TASK DETAILS
Take every line that has the string "title" and copy it out.

(Data extracted from a collection)
+---+
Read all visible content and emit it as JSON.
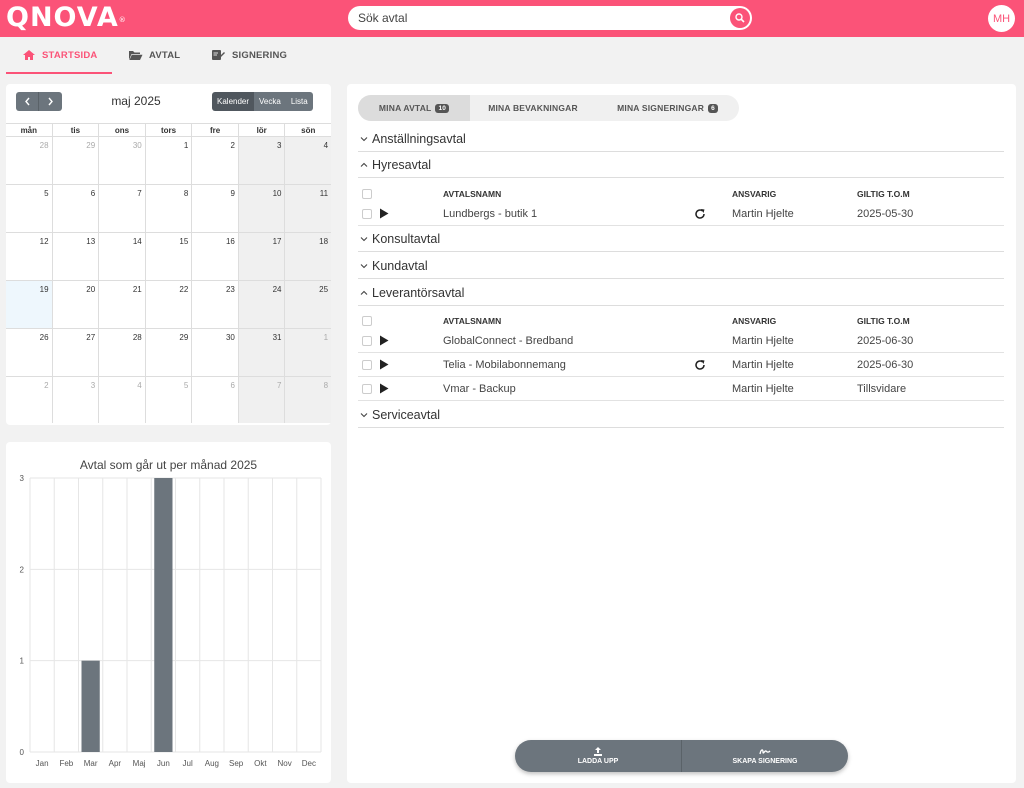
{
  "header": {
    "logo": "QNOVA",
    "logo_mark": "®",
    "search_placeholder": "Sök avtal",
    "avatar_initials": "MH",
    "accent_color": "#fb5378"
  },
  "nav": {
    "tabs": [
      {
        "label": "STARTSIDA",
        "icon": "home-icon",
        "active": true
      },
      {
        "label": "AVTAL",
        "icon": "folder-icon",
        "active": false
      },
      {
        "label": "SIGNERING",
        "icon": "signature-icon",
        "active": false
      }
    ]
  },
  "calendar": {
    "month_label": "maj 2025",
    "views": [
      "Kalender",
      "Vecka",
      "Lista"
    ],
    "active_view": "Kalender",
    "weekdays": [
      "mån",
      "tis",
      "ons",
      "tors",
      "fre",
      "lör",
      "sön"
    ],
    "weeks": [
      [
        "28",
        "29",
        "30",
        "1",
        "2",
        "3",
        "4"
      ],
      [
        "5",
        "6",
        "7",
        "8",
        "9",
        "10",
        "11"
      ],
      [
        "12",
        "13",
        "14",
        "15",
        "16",
        "17",
        "18"
      ],
      [
        "19",
        "20",
        "21",
        "22",
        "23",
        "24",
        "25"
      ],
      [
        "26",
        "27",
        "28",
        "29",
        "30",
        "31",
        "1"
      ],
      [
        "2",
        "3",
        "4",
        "5",
        "6",
        "7",
        "8"
      ]
    ],
    "today": "19"
  },
  "chart_data": {
    "type": "bar",
    "title": "Avtal som går ut per månad 2025",
    "categories": [
      "Jan",
      "Feb",
      "Mar",
      "Apr",
      "Maj",
      "Jun",
      "Jul",
      "Aug",
      "Sep",
      "Okt",
      "Nov",
      "Dec"
    ],
    "values": [
      0,
      0,
      1,
      0,
      0,
      3,
      0,
      0,
      0,
      0,
      0,
      0
    ],
    "ylim": [
      0,
      3
    ],
    "yticks": [
      "0",
      "1",
      "2",
      "3"
    ],
    "xlabel": "",
    "ylabel": "",
    "grid": true,
    "bar_color": "#6c757d"
  },
  "main": {
    "tabs": [
      {
        "label": "MINA AVTAL",
        "badge": "10",
        "active": true
      },
      {
        "label": "MINA BEVAKNINGAR",
        "badge": "",
        "active": false
      },
      {
        "label": "MINA SIGNERINGAR",
        "badge": "6",
        "active": false
      }
    ],
    "columns": {
      "name": "AVTALSNAMN",
      "responsible": "ANSVARIG",
      "valid": "GILTIG T.O.M"
    },
    "sections": [
      {
        "label": "Anställningsavtal",
        "expanded": false
      },
      {
        "label": "Hyresavtal",
        "expanded": true
      },
      {
        "label": "Konsultavtal",
        "expanded": false
      },
      {
        "label": "Kundavtal",
        "expanded": false
      },
      {
        "label": "Leverantörsavtal",
        "expanded": true
      },
      {
        "label": "Serviceavtal",
        "expanded": false
      }
    ],
    "hyres_rows": [
      {
        "name": "Lundbergs - butik 1",
        "renew": true,
        "responsible": "Martin Hjelte",
        "valid": "2025-05-30"
      }
    ],
    "lev_rows": [
      {
        "name": "GlobalConnect - Bredband",
        "renew": false,
        "responsible": "Martin Hjelte",
        "valid": "2025-06-30"
      },
      {
        "name": "Telia - Mobilabonnemang",
        "renew": true,
        "responsible": "Martin Hjelte",
        "valid": "2025-06-30"
      },
      {
        "name": "Vmar - Backup",
        "renew": false,
        "responsible": "Martin Hjelte",
        "valid": "Tillsvidare"
      }
    ]
  },
  "actions": {
    "upload": "LADDA UPP",
    "sign": "SKAPA SIGNERING"
  }
}
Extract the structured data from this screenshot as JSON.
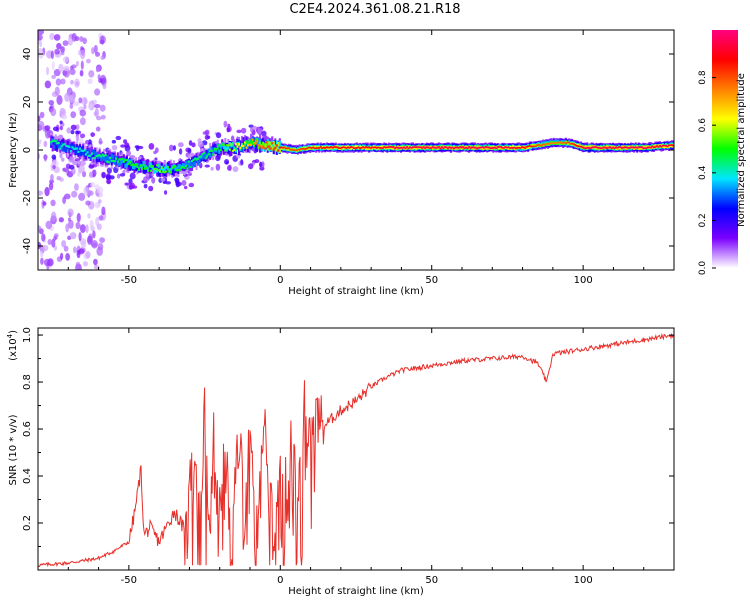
{
  "title": "C2E4.2024.361.08.21.R18",
  "chart_data": [
    {
      "type": "heatmap",
      "xlabel": "Height of straight line (km)",
      "ylabel": "Frequency (Hz)",
      "xlim": [
        -80,
        130
      ],
      "ylim": [
        -50,
        50
      ],
      "xticks": [
        -50,
        0,
        50,
        100
      ],
      "yticks": [
        -40,
        -20,
        0,
        20,
        40
      ],
      "colorbar": {
        "label": "Normalized spectral amplitude",
        "range": [
          0,
          1
        ],
        "ticks": [
          "0.0",
          "0.2",
          "0.4",
          "0.6",
          "0.8"
        ],
        "colormap": [
          "#ffffff",
          "#7b00ff",
          "#0000ff",
          "#00e5ff",
          "#00ff00",
          "#ffff00",
          "#ff8000",
          "#ff0000",
          "#ff0080"
        ]
      },
      "ridge": {
        "x": [
          -76,
          -70,
          -65,
          -60,
          -55,
          -50,
          -45,
          -40,
          -35,
          -30,
          -25,
          -20,
          -15,
          -10,
          -5,
          0,
          5,
          10,
          20,
          30,
          40,
          50,
          60,
          70,
          80,
          85,
          90,
          95,
          100,
          110,
          120,
          130
        ],
        "freq": [
          3,
          1,
          -1,
          -3,
          -4,
          -6,
          -7,
          -8,
          -8,
          -6,
          -2,
          1,
          1,
          3,
          2,
          1,
          0,
          1,
          1,
          1,
          1,
          1,
          1,
          1,
          1,
          2,
          3,
          3,
          1,
          1,
          1,
          2
        ],
        "amplitude": [
          0.45,
          0.4,
          0.4,
          0.45,
          0.45,
          0.5,
          0.5,
          0.55,
          0.5,
          0.45,
          0.45,
          0.5,
          0.6,
          0.7,
          0.8,
          0.85,
          0.8,
          0.85,
          0.9,
          0.9,
          0.95,
          0.95,
          0.95,
          0.95,
          0.9,
          0.8,
          0.75,
          0.8,
          0.95,
          0.95,
          0.95,
          0.9
        ]
      }
    },
    {
      "type": "line",
      "xlabel": "Height of straight line (km)",
      "ylabel": "SNR (10 * v/v)",
      "yscale_label": "(x10^4)",
      "xlim": [
        -80,
        130
      ],
      "ylim": [
        0,
        1.03
      ],
      "xticks": [
        -50,
        0,
        50,
        100
      ],
      "yticks": [
        0.2,
        0.4,
        0.6,
        0.8,
        1.0
      ],
      "series": [
        {
          "color": "#e8302b",
          "x": [
            -80,
            -70,
            -65,
            -60,
            -55,
            -50,
            -48,
            -46,
            -45,
            -43,
            -40,
            -35,
            -32,
            -30,
            -28,
            -26,
            -25,
            -23,
            -22,
            -20,
            -18,
            -16,
            -15,
            -13,
            -12,
            -10,
            -8,
            -6,
            -5,
            -4,
            -2,
            0,
            2,
            4,
            6,
            8,
            10,
            12,
            15,
            20,
            25,
            30,
            35,
            40,
            50,
            60,
            70,
            80,
            85,
            88,
            90,
            95,
            100,
            105,
            110,
            115,
            120,
            125,
            130
          ],
          "y": [
            0.02,
            0.03,
            0.04,
            0.05,
            0.08,
            0.12,
            0.25,
            0.43,
            0.15,
            0.18,
            0.12,
            0.25,
            0.18,
            0.35,
            0.55,
            0.3,
            0.68,
            0.2,
            0.7,
            0.25,
            0.68,
            0.1,
            0.4,
            0.6,
            0.08,
            0.65,
            0.2,
            0.5,
            0.75,
            0.3,
            0.2,
            0.55,
            0.35,
            0.6,
            0.4,
            0.7,
            0.55,
            0.65,
            0.62,
            0.68,
            0.72,
            0.78,
            0.82,
            0.85,
            0.87,
            0.89,
            0.9,
            0.91,
            0.88,
            0.8,
            0.92,
            0.93,
            0.94,
            0.95,
            0.96,
            0.97,
            0.98,
            0.99,
            1.0
          ]
        }
      ]
    }
  ]
}
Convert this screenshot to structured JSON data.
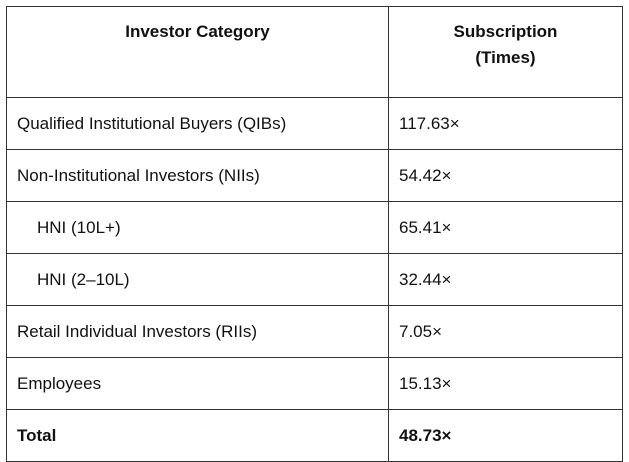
+---+
WRITTEN REPLY
    "title": "Avtal som går ut per månad 2025",
  "title": "C2E4.2024.361.08.21.R18",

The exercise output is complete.